— Start Recorded information —
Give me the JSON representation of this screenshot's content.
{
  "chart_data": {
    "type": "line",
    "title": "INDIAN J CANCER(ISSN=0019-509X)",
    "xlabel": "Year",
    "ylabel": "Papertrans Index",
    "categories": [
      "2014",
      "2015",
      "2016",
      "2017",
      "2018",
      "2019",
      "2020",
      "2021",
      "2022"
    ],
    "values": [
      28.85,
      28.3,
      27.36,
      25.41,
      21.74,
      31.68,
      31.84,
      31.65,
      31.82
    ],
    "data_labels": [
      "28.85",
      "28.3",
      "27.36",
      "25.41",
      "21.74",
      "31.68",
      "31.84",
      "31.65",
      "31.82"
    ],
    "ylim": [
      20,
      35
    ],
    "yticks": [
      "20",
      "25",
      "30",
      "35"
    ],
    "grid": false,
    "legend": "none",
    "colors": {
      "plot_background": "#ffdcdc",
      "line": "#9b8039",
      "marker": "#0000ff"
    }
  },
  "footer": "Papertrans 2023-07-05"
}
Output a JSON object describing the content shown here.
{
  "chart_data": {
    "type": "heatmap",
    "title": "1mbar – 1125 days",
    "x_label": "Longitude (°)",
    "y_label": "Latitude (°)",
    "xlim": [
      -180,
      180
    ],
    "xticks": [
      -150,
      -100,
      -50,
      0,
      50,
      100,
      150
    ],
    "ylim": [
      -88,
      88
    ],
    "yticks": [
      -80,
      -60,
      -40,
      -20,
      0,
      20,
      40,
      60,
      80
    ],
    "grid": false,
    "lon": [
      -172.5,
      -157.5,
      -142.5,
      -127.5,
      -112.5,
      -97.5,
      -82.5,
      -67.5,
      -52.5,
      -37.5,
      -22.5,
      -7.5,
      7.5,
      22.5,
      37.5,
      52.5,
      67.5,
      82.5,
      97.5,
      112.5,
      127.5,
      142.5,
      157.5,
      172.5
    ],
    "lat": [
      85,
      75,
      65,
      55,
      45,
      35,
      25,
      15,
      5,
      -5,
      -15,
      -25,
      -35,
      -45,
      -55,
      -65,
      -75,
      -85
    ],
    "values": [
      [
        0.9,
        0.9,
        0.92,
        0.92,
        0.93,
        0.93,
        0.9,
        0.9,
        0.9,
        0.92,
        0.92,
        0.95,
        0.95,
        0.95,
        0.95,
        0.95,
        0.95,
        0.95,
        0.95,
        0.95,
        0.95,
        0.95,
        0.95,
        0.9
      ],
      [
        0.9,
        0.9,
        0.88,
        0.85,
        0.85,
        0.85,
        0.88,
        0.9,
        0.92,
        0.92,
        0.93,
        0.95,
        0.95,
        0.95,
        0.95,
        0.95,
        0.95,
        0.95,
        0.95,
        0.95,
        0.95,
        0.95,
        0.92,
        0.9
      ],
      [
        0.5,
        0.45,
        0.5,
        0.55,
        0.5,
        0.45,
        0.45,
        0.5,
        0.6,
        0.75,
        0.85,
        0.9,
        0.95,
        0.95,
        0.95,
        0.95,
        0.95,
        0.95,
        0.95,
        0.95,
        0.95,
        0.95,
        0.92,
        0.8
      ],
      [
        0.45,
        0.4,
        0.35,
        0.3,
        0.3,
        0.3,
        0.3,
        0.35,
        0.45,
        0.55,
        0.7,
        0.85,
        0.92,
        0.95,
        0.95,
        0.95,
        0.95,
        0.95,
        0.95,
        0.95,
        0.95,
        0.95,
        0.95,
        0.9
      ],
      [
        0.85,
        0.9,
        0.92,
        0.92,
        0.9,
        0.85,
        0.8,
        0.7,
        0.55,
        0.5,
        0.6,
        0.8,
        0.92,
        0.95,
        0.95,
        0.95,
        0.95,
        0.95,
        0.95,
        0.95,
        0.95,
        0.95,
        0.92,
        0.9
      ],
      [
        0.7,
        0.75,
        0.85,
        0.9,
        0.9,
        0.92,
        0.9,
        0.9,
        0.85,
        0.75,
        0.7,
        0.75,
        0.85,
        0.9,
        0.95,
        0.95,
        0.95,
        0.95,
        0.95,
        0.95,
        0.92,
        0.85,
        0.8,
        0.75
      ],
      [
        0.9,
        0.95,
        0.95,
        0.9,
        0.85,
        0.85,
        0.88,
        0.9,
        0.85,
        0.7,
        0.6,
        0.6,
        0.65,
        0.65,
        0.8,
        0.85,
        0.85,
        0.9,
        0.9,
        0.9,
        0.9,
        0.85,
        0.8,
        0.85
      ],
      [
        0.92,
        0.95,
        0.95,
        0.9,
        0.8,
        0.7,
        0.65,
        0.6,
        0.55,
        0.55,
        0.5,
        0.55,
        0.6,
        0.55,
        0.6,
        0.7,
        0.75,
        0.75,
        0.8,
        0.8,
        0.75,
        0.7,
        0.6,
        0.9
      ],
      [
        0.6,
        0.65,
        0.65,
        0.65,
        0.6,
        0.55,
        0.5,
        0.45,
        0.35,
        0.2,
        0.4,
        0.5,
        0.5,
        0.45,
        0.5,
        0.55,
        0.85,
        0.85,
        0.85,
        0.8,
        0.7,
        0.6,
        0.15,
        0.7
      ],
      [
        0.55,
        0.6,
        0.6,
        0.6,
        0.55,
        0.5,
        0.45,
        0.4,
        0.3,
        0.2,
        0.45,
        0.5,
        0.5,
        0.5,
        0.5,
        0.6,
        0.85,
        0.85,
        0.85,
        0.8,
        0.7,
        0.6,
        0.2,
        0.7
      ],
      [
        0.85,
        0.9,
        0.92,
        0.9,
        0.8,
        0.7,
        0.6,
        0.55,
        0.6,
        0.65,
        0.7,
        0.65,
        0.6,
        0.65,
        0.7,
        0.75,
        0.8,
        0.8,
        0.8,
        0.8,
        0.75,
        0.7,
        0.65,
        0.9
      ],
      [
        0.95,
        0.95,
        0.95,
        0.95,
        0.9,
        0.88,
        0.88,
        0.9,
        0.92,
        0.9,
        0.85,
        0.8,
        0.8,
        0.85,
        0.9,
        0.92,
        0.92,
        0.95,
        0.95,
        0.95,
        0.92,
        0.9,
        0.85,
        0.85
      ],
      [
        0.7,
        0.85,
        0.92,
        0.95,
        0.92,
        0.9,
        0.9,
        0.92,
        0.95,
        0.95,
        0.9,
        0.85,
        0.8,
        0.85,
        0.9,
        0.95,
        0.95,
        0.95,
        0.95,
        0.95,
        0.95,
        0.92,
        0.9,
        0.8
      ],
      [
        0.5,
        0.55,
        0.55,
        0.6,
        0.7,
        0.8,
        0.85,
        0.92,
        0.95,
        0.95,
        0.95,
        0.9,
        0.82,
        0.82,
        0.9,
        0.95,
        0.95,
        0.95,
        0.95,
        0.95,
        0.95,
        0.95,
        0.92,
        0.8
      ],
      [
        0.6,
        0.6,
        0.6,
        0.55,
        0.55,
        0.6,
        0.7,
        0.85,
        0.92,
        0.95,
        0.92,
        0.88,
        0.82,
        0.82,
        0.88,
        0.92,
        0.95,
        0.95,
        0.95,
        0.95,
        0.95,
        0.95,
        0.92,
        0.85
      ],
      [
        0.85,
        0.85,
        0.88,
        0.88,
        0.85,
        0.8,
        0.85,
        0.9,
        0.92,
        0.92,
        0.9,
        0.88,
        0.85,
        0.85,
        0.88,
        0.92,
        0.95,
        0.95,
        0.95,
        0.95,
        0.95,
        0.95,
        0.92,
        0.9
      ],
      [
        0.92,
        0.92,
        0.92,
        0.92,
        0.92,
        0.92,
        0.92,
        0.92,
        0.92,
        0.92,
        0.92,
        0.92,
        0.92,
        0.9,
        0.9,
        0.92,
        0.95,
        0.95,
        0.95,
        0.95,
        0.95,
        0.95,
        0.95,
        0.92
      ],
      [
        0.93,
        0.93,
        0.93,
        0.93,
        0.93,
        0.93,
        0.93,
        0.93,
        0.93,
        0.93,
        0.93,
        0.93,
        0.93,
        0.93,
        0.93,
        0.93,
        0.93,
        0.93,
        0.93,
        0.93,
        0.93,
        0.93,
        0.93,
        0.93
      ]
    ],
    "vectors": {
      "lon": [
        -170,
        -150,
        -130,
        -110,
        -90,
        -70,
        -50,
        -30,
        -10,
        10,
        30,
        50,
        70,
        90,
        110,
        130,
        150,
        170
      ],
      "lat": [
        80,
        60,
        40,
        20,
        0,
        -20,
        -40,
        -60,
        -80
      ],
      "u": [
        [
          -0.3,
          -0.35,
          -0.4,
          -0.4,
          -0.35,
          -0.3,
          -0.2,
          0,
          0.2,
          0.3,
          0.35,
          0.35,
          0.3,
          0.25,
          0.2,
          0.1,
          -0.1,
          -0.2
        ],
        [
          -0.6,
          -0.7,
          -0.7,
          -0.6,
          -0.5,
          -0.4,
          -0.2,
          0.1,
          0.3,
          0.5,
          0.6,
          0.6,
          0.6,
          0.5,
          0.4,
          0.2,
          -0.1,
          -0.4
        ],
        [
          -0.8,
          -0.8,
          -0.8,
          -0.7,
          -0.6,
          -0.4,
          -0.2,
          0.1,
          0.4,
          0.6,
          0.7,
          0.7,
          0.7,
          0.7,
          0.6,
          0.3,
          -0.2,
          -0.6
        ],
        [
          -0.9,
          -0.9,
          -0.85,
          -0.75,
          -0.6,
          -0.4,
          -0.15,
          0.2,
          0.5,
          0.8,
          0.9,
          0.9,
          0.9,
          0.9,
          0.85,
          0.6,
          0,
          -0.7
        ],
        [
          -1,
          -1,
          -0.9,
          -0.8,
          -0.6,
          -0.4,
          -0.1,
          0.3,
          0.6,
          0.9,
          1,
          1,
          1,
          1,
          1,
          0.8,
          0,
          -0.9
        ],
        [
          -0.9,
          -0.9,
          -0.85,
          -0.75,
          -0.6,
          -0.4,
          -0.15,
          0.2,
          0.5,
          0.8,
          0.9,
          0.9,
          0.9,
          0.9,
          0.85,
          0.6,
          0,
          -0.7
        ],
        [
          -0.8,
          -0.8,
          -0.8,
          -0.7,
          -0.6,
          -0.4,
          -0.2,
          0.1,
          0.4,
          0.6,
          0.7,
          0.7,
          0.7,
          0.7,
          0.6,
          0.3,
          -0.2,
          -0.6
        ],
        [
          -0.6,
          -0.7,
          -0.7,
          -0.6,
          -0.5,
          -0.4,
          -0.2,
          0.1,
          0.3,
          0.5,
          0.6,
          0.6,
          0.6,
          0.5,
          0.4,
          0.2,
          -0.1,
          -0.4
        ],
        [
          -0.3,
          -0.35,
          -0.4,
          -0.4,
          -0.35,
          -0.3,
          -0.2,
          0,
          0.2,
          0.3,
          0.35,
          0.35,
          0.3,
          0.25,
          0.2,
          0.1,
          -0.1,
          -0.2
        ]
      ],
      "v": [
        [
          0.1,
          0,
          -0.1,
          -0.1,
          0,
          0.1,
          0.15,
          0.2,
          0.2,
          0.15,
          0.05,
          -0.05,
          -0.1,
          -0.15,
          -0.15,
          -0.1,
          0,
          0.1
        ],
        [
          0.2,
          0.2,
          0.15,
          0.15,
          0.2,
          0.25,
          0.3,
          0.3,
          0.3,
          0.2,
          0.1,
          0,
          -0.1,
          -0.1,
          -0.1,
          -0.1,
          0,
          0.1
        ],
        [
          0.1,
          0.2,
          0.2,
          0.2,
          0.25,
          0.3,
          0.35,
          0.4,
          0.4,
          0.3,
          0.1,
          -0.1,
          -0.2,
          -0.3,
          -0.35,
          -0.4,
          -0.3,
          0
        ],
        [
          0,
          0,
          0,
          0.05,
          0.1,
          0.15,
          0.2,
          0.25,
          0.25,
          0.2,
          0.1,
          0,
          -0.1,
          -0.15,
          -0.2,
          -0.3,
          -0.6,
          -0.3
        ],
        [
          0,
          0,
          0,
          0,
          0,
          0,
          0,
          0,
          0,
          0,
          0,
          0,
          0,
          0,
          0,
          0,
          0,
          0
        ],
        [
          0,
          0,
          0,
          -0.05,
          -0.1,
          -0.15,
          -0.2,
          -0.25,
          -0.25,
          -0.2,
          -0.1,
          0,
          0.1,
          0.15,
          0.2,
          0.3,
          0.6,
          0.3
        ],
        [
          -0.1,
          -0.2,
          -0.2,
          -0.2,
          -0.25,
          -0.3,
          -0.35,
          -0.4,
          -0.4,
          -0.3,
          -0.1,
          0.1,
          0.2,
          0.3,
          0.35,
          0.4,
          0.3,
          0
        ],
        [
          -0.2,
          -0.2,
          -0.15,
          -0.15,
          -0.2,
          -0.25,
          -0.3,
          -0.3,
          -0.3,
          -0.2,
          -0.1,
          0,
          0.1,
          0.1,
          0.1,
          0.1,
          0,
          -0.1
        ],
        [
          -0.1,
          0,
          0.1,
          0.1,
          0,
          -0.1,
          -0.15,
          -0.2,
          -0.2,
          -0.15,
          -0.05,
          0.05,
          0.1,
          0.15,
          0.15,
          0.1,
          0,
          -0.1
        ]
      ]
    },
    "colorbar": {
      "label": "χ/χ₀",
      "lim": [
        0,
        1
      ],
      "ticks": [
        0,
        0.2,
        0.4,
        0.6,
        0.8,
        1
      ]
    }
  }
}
— End Recorded information —
* **Work to do**: Read the entries above, then pull out the lines that include "title".

* **Correct result**:
    "title": "INDIAN J CANCER(ISSN=0019-509X)",
    "title": "1mbar – 1125 days",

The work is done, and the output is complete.